Written exercise ->
In the material below, the lines containing the word "Products" are required; copy each of them.

================

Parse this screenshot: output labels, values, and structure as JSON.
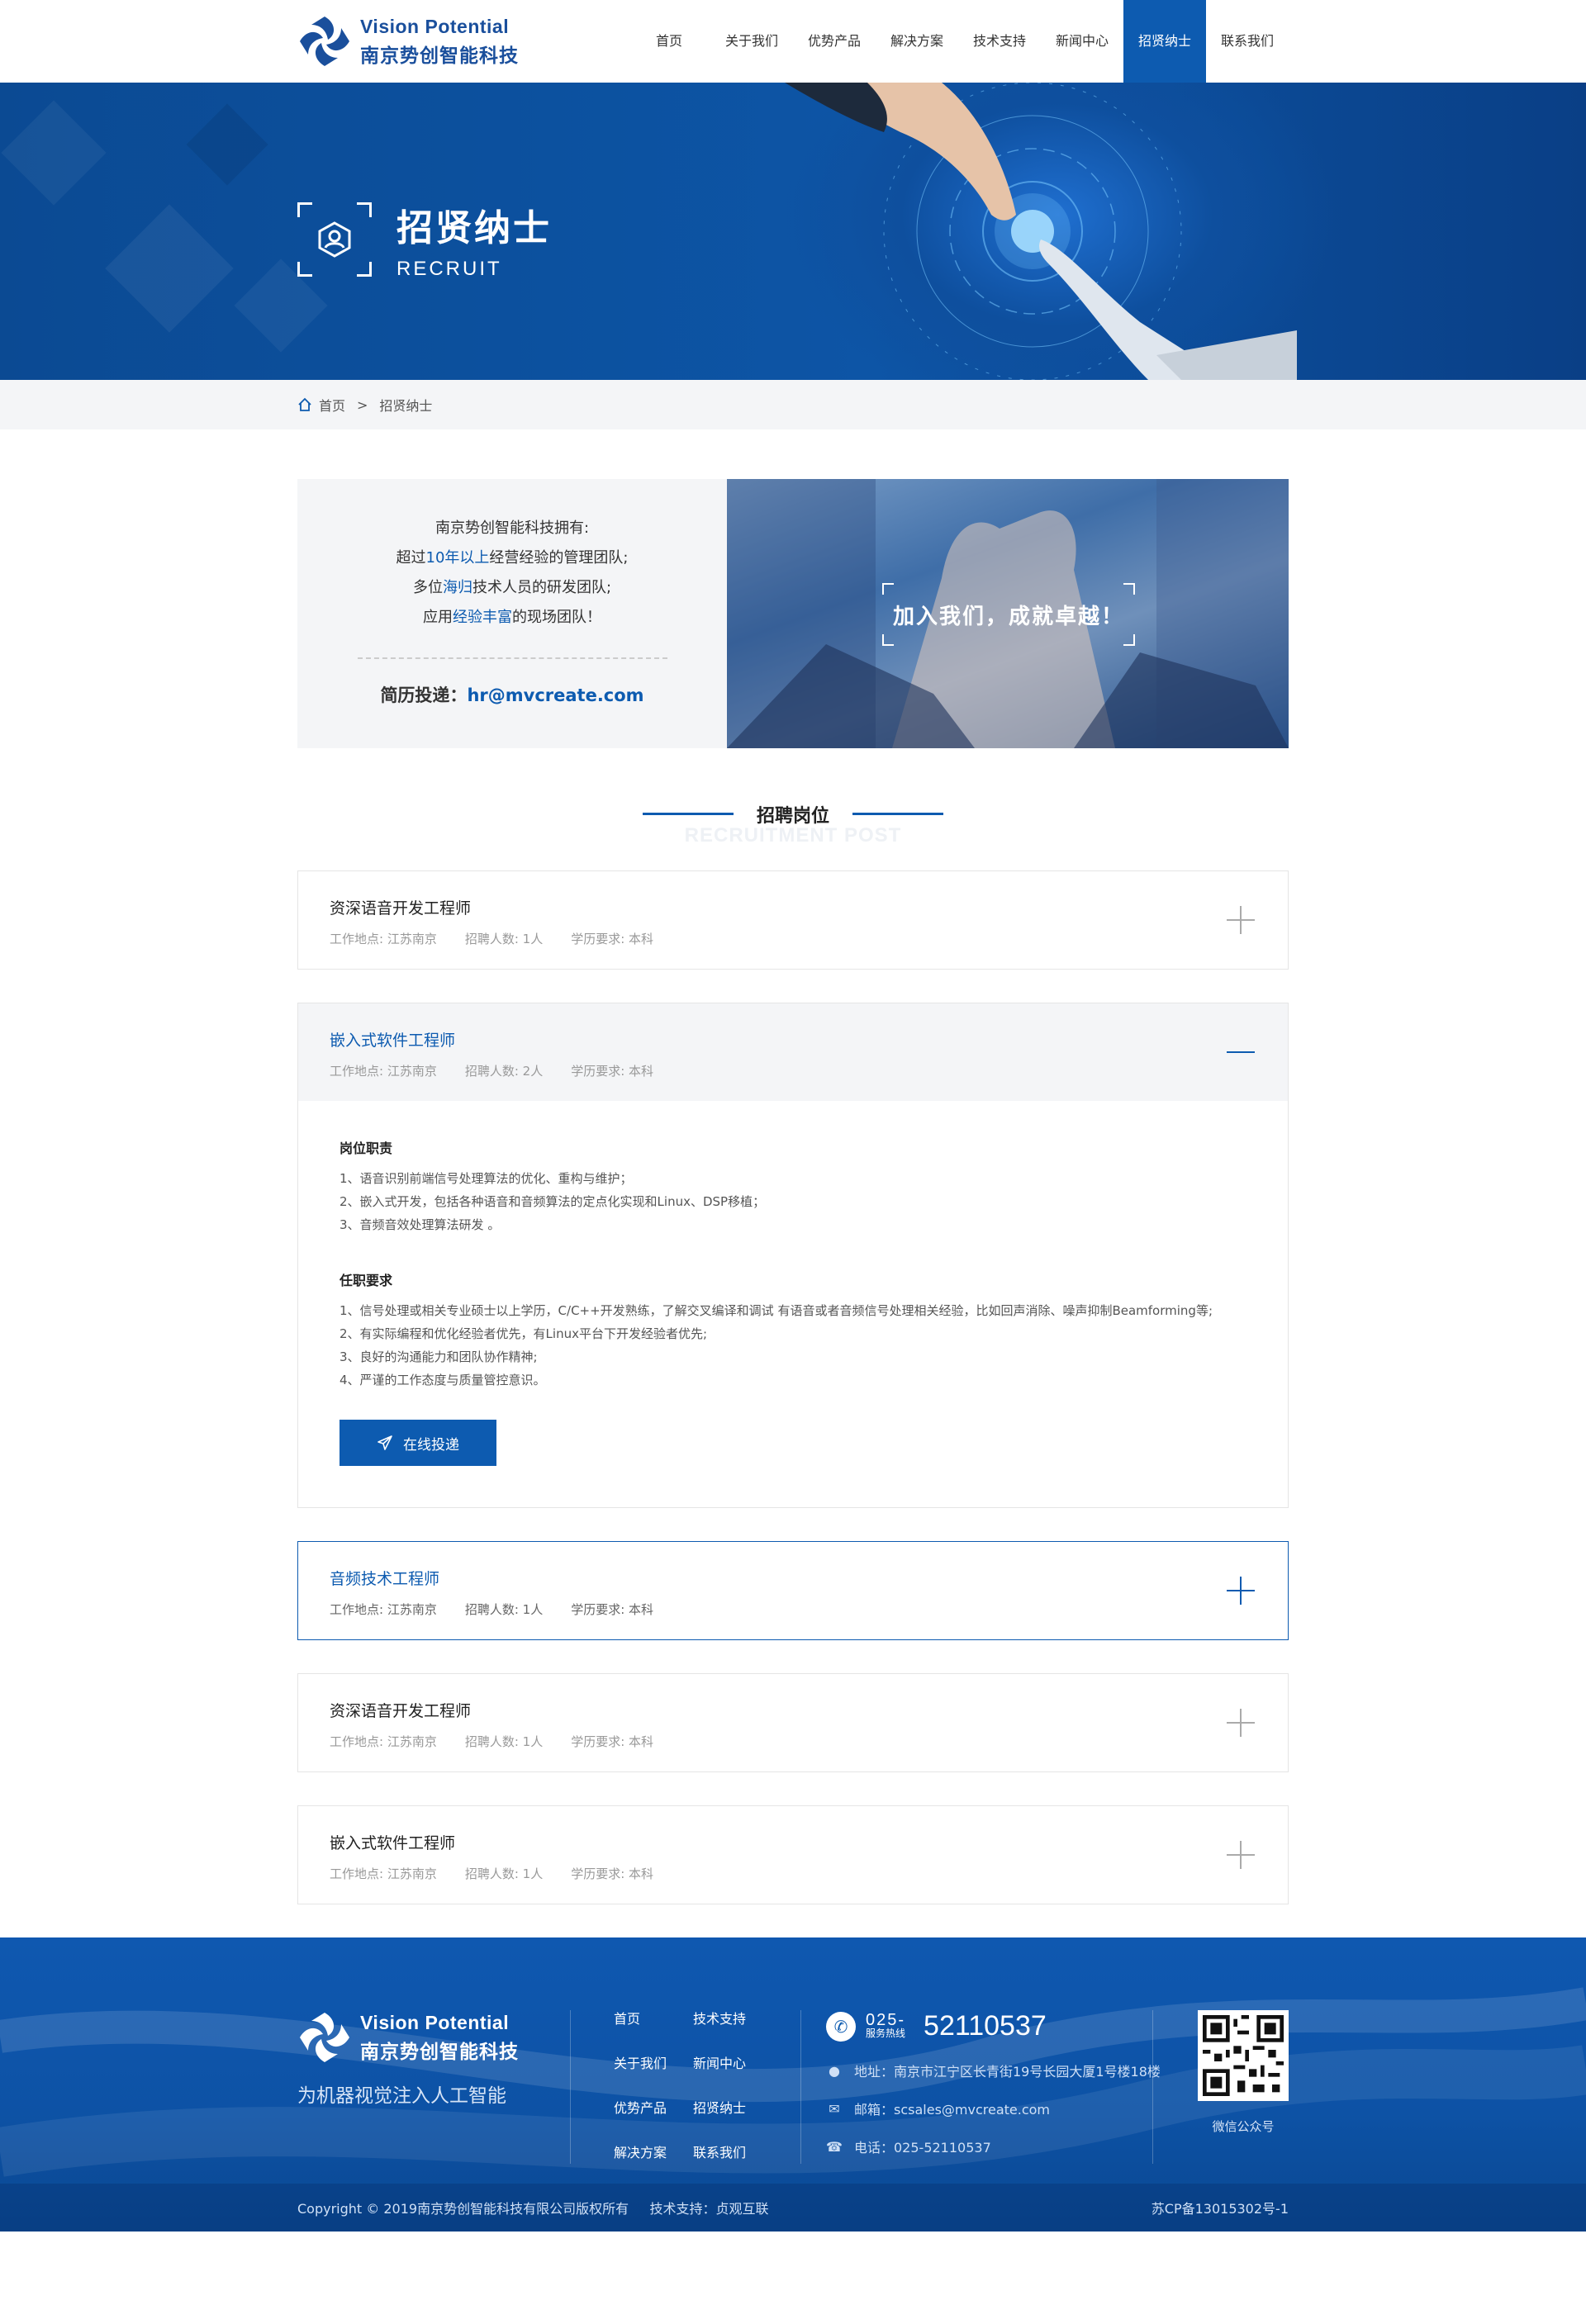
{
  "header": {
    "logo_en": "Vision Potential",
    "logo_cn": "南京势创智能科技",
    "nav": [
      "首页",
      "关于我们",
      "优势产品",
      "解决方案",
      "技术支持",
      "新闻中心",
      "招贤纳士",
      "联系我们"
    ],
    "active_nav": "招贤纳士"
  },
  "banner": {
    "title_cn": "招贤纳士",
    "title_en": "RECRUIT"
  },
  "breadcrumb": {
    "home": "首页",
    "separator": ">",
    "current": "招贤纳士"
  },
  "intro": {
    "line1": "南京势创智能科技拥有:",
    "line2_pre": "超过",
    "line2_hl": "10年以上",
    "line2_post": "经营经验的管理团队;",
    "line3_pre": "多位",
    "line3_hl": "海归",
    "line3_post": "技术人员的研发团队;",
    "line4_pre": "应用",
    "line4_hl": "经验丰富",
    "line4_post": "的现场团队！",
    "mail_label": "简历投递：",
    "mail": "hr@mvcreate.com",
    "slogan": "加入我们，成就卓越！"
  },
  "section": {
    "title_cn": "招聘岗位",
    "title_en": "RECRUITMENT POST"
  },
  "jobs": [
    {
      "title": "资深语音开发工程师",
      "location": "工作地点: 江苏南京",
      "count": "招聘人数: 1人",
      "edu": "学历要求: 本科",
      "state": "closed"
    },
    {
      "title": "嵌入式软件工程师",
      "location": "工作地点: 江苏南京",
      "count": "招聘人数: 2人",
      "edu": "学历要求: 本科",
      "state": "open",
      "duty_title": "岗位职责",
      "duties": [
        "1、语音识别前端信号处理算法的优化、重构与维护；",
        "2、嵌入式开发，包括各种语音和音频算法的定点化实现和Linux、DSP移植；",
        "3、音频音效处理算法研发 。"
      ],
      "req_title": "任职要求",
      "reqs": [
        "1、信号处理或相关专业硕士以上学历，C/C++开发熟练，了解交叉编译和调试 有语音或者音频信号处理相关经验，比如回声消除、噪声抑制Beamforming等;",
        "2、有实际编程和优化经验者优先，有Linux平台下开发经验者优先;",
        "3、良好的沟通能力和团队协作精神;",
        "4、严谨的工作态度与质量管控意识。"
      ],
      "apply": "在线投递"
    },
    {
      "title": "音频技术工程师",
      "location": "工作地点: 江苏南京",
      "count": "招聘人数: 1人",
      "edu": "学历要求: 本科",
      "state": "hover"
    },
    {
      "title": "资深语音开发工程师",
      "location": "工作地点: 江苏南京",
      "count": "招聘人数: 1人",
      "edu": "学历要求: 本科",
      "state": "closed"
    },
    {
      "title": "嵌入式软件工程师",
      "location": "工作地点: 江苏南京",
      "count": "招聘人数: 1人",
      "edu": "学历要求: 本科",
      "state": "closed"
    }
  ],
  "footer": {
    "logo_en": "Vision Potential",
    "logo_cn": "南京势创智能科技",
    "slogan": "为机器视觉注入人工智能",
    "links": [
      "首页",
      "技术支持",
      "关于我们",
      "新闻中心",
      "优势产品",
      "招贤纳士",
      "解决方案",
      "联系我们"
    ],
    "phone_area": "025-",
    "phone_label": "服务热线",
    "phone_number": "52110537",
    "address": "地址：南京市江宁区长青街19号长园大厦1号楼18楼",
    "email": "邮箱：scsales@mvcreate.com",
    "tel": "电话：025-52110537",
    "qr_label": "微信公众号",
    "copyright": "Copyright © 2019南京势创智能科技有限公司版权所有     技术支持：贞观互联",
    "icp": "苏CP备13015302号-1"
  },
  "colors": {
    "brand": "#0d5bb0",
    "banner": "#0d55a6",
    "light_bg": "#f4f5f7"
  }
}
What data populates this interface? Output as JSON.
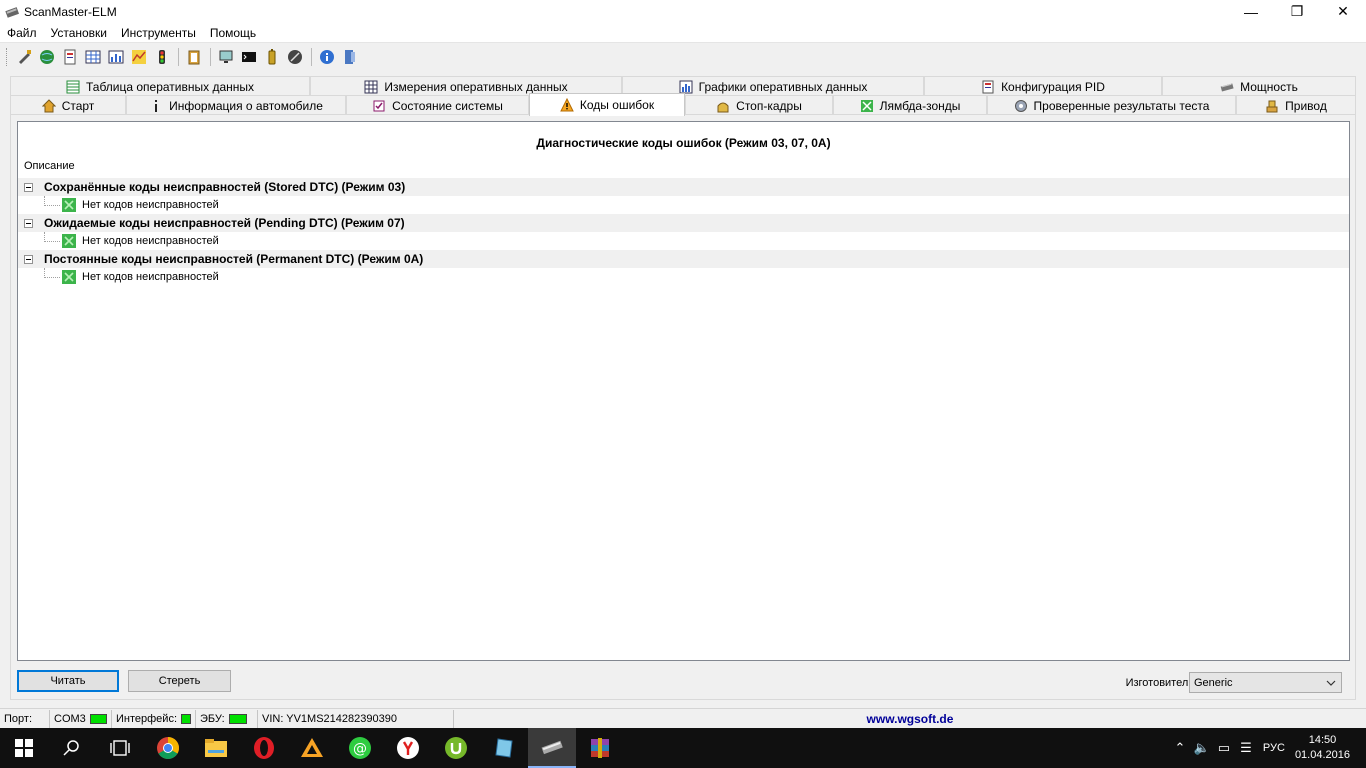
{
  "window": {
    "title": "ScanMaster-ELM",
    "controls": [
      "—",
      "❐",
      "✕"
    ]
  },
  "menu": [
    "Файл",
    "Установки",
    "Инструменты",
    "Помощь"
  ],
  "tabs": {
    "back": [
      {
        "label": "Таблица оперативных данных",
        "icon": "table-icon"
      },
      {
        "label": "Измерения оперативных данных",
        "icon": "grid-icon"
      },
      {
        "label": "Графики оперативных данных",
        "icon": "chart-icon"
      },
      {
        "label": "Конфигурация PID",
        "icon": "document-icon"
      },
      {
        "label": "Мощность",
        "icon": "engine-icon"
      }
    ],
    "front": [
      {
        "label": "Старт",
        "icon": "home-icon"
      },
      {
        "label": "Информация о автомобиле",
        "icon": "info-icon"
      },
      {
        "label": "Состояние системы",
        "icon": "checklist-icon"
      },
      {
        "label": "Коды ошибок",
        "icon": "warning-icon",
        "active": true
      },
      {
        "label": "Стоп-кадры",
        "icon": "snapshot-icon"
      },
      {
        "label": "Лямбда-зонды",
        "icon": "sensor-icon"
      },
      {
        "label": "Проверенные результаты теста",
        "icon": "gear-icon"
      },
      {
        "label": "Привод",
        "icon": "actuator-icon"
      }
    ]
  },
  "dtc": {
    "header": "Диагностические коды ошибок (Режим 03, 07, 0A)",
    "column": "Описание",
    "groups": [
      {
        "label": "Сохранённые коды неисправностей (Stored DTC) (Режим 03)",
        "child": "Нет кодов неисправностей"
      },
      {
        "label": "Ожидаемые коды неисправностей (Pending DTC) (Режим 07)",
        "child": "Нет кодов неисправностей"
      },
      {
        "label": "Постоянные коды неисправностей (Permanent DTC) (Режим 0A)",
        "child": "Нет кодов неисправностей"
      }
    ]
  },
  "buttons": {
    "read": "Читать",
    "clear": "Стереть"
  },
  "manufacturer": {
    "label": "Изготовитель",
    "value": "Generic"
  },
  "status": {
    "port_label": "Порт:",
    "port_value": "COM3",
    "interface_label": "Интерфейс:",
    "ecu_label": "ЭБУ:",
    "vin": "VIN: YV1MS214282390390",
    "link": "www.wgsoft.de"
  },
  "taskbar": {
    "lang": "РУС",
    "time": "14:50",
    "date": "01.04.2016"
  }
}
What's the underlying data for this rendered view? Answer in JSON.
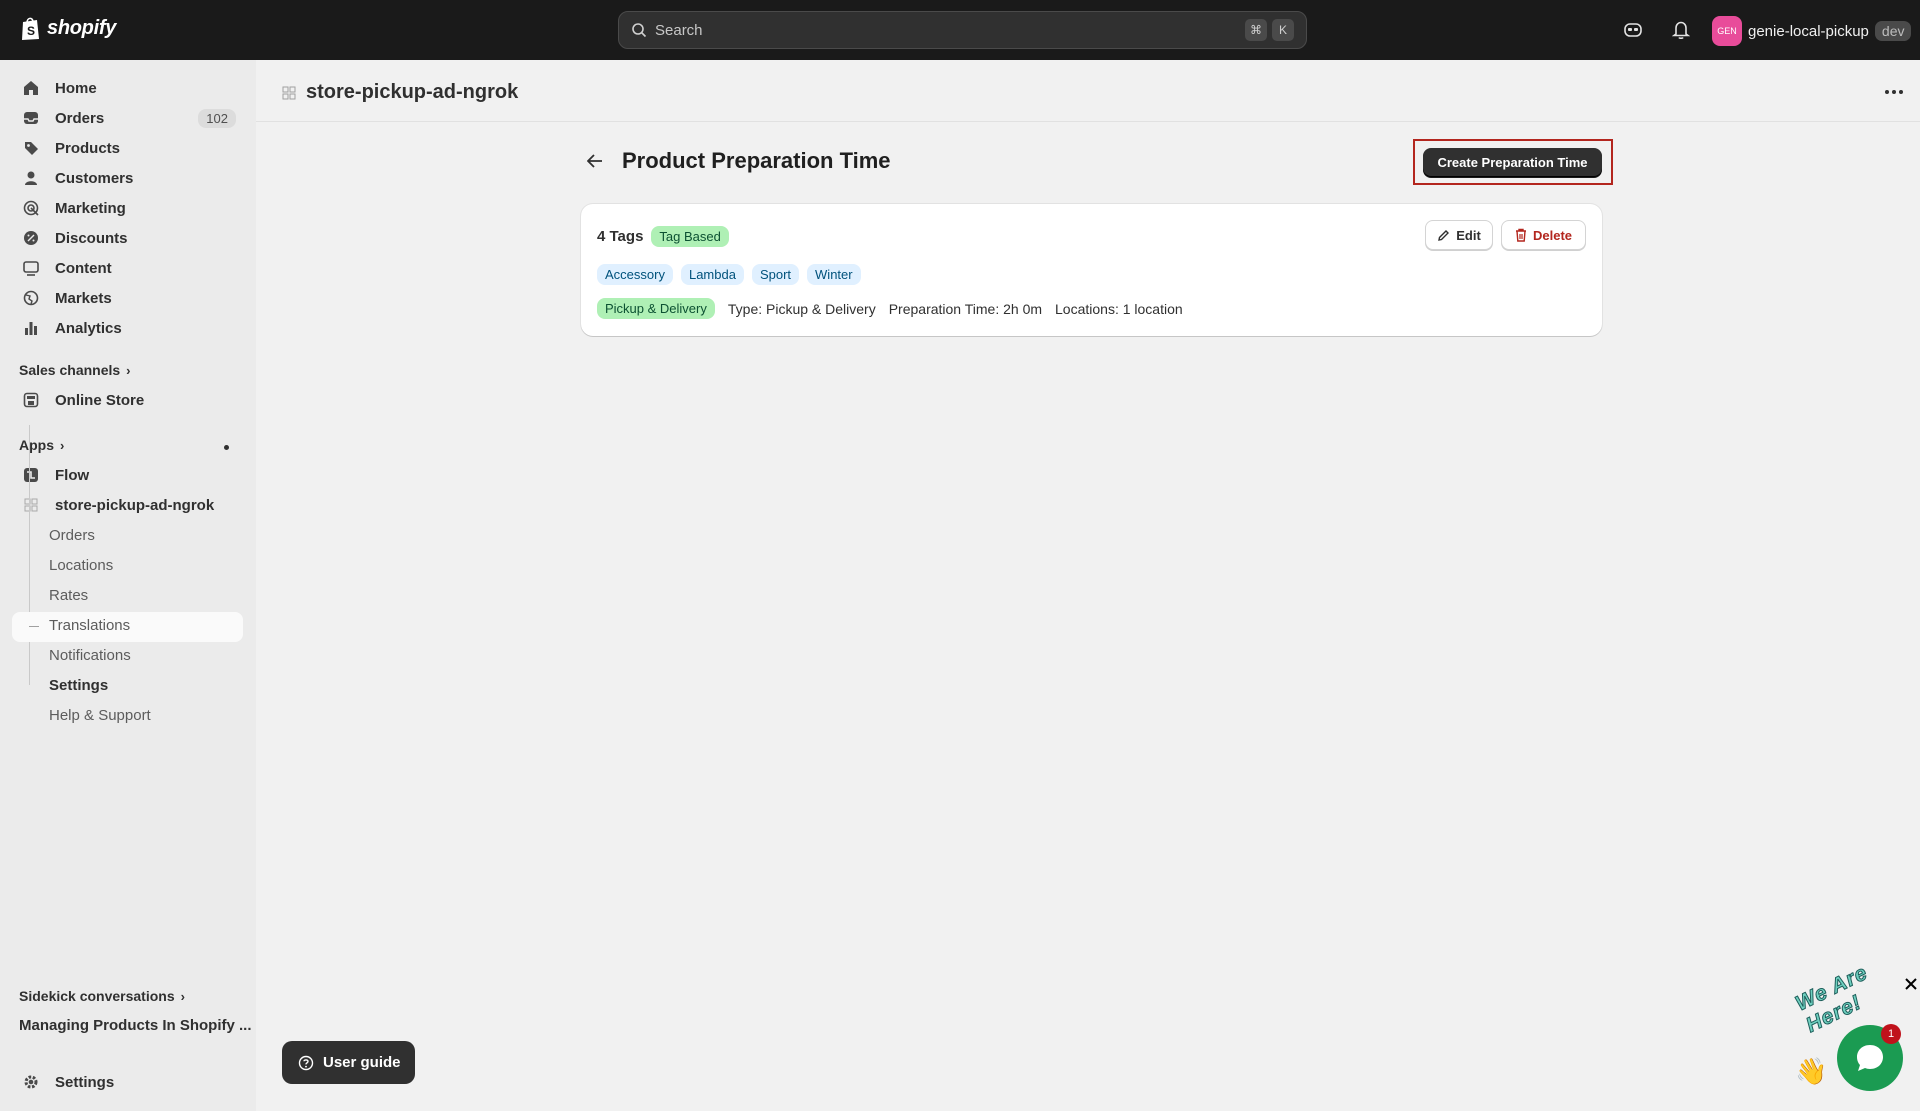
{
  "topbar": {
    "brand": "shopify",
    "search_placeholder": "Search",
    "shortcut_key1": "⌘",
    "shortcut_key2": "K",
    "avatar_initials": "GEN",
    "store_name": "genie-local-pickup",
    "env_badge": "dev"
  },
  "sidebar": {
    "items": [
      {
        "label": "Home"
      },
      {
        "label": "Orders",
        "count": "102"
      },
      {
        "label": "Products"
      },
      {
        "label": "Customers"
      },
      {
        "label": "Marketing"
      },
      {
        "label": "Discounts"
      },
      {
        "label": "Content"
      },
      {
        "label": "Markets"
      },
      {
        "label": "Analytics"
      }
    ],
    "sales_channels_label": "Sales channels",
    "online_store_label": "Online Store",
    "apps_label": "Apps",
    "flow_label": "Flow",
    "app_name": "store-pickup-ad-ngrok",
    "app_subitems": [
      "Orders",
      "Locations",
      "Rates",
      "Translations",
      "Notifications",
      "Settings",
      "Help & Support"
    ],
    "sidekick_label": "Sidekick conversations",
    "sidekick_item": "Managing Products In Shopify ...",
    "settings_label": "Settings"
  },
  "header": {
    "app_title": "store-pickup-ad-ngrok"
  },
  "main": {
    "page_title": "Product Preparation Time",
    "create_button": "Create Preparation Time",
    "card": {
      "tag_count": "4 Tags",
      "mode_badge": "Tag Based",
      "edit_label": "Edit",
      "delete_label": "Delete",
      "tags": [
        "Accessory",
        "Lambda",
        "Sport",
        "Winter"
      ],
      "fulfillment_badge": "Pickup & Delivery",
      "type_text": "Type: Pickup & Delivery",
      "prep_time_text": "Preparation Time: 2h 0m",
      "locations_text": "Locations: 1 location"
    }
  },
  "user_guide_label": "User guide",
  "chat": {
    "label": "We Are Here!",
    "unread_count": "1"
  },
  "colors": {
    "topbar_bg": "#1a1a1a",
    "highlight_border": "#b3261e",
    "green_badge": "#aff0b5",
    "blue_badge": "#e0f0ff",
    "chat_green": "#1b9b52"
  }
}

================

The completed task ->
        "label": "Products"
    "sidekick_item": "Managing Products In Shopify ...",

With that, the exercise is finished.